## Extracted text
+-------+

Interviewer Exposes False Data In Naomi Wolf’s Book About Homosexual Executions

Interviewer Exposes False Data In Naomi Wolf’s Book About Homosexual Executions

Naomi Wolf’s lack of understanding and subsequent inaccurate portrayal of history has broad ramifications for how we regard academic works and new views on history.
Holly Scheer
By

Naomi Wolf’s latest book “Outrages: Sex, Censorship and the Criminalisation of Love” is the center of attention for a reason no writer wants to be widely discussed: her book contains incorrect information and a faulty premise. It is supposedly about the “dramatic buried story of gay history,” but it appears she got her history very, very wrong.

Wolf initially alleged that “People widely believe that the last executions for sodomy were in 1830. But I read every Old Bailey record throughout the 19th century, so I know that not only did they continue; they got worse.” She covers this assertion in her book, but as a recent interview revealed, it rested on her misunderstanding of the legal term “death recorded” in the records.

She didn’t learn about this regrettable lapse in research on her own, fact-checking done by her publisher, or a kind friend pulling her aside and asking if she was really sure she grasped the nuances of Victorian England’s sentencing guidelines. Rather, Wolf learned about her gaffe on air, during an interview with Matthew Sweet on BBC’s “Arts & Ideas.” Wolf’s lack of understanding and subsequent inaccurate portrayal of history has broad ramifications for how we regard academic works and new views on history.

+-------+

(Excerpt from a dataset)

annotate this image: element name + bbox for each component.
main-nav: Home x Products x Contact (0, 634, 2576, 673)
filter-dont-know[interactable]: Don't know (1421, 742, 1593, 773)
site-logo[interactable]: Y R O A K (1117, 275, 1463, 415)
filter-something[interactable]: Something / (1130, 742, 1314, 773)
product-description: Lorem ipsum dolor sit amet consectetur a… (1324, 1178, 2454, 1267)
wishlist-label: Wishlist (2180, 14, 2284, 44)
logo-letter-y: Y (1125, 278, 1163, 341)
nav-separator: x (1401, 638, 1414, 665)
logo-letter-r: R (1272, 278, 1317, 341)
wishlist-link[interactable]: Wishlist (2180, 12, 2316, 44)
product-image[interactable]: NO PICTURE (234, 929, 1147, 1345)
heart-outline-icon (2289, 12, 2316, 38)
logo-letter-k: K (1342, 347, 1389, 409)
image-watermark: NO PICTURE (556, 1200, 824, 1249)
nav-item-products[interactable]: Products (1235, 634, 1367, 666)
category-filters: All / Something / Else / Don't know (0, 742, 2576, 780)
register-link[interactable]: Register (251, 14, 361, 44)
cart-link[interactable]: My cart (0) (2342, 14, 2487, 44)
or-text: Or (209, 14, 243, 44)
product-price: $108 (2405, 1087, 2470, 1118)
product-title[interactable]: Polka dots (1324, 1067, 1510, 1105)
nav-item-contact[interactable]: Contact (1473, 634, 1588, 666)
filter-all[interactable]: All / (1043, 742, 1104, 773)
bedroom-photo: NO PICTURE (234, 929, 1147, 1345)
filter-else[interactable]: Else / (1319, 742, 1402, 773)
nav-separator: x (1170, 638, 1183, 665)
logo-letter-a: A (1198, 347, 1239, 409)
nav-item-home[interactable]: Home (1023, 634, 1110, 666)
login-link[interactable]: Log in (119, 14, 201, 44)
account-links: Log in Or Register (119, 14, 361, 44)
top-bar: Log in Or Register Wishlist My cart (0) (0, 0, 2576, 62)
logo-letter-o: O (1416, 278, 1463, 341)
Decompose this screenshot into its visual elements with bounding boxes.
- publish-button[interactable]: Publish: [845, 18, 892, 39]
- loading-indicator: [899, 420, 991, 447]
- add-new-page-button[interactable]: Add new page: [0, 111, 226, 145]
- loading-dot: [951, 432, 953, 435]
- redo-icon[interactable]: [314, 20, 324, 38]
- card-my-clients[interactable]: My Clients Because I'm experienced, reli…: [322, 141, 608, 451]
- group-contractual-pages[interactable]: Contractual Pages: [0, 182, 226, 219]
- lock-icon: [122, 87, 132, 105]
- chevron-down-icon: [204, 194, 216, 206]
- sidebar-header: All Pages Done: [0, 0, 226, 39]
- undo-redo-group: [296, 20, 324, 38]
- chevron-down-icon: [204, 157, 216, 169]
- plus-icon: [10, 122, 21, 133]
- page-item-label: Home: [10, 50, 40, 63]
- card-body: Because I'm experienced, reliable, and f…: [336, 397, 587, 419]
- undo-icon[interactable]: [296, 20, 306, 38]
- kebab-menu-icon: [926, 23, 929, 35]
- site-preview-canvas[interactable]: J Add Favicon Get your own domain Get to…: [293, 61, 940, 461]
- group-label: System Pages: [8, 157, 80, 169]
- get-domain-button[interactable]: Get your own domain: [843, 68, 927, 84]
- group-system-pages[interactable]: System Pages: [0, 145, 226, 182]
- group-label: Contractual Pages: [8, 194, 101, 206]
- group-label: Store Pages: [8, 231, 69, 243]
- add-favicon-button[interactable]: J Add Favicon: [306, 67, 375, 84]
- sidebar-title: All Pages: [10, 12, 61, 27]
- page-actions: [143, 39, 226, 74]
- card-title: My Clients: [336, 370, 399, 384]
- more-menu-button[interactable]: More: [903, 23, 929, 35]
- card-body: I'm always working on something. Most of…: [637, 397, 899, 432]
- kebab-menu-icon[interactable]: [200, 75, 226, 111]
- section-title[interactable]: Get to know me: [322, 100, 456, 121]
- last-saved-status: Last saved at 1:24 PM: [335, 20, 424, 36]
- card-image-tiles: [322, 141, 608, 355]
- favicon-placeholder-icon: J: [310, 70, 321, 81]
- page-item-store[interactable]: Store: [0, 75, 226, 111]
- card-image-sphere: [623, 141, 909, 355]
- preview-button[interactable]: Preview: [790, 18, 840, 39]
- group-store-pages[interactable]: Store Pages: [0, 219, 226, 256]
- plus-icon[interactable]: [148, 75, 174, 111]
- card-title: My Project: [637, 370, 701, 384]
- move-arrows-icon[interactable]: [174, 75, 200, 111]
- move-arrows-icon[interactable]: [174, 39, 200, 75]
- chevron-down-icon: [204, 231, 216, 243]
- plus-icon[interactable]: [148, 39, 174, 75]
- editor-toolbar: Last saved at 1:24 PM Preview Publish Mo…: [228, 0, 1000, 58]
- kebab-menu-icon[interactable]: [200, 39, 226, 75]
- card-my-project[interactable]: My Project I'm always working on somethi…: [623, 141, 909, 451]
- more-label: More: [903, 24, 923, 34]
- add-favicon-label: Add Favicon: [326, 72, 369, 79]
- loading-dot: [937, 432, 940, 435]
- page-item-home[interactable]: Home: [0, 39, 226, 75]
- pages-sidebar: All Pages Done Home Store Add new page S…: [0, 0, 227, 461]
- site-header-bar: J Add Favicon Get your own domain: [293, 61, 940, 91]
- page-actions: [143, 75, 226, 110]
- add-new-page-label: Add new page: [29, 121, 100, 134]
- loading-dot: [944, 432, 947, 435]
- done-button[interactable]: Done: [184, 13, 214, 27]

+-------+

## Required work
• A. According to the article on Naomi Wolf's book, on which program and with which interviewer did Wolf learn of her mistake?
• B. Condense the paragraph of the Naomi Wolf article that opens "Wolf initially alleged that" into two sentences, keeping its main facts.
• C. Continue the article about Naomi Wolf's book from the point where it stops.

## In response
• A. She learned of it during an interview with Matthew Sweet on BBC's "Arts & Ideas."

• B. Wolf claimed that sodomy executions did not end in 1830, as widely believed, but continued and worsened, citing her reading of every 19th-century Old Bailey record. Her book makes this claim, but a recent interview showed it rested on her misunderstanding of the legal term "death recorded."

• C.
The GoodReads blurb for this book reads, as of Friday evening:

Until 1857, the State did not link the idea of ‘homosexuality’ to deviancy. In the same year, the concept of the “obscene” was coined. New York Times best-selling author Naomi Wolf’s Outrages is the story, brilliantly told, of why this two-pronged State repression took hold—first in England and spreading quickly to America—and why it was attached so dramatically, for the first time, to homosexual men.

Before 1857 it wasn’t ‘homosexuality’ that was a crime, but simply the act of sodomy. But in a single stroke, not only was love between men illegal, but anything referring to this love became obscene, unprintable, unspeakable. Wolf paints the dramatic ways this played out among a bohemian group of sexual dissidents, including Walt Whitman in America and the closeted homosexual English critic John Addington Symonds—in love with Whitman’s homoerotic voice in Leaves of Grass—as, decades before the infamous 1895 trial of Oscar Wilde, dire prison terms became the State’s penalty for homosexuality.

Most powerfully, Wolf recounts how a dying Symonds helped write the book on ‘sexual inversion’ that created our modern understanding of homosexuality. And she convinces that his secret memoir, mined here fully for the first time, stands as the first gay rights manifesto in the west.

It’s clear that Wolf’s book was written with a certain agenda. Many books are written with agendas. It’s not her bias that should throw the brakes on hard, it’s that basic research would have uncovered what Sweet found.

Thomas Silver, one of the men Wolf writes about in the book, was not “actually executed for sodomy” in 1859 but was paroled a mere two years later. More, as Sweet notes, this was not some adult-on-adult relationship built on love, like her book claims to be about; Silver committed an “indecent assault on a 6-year-old boy.”

To make this terribly simple: this was a child who was hurt in the most intimate way, and Wolf’s book focuses on the punishment the perpetrator received. Further, in interpreting that focus, Wolf was completely incorrect.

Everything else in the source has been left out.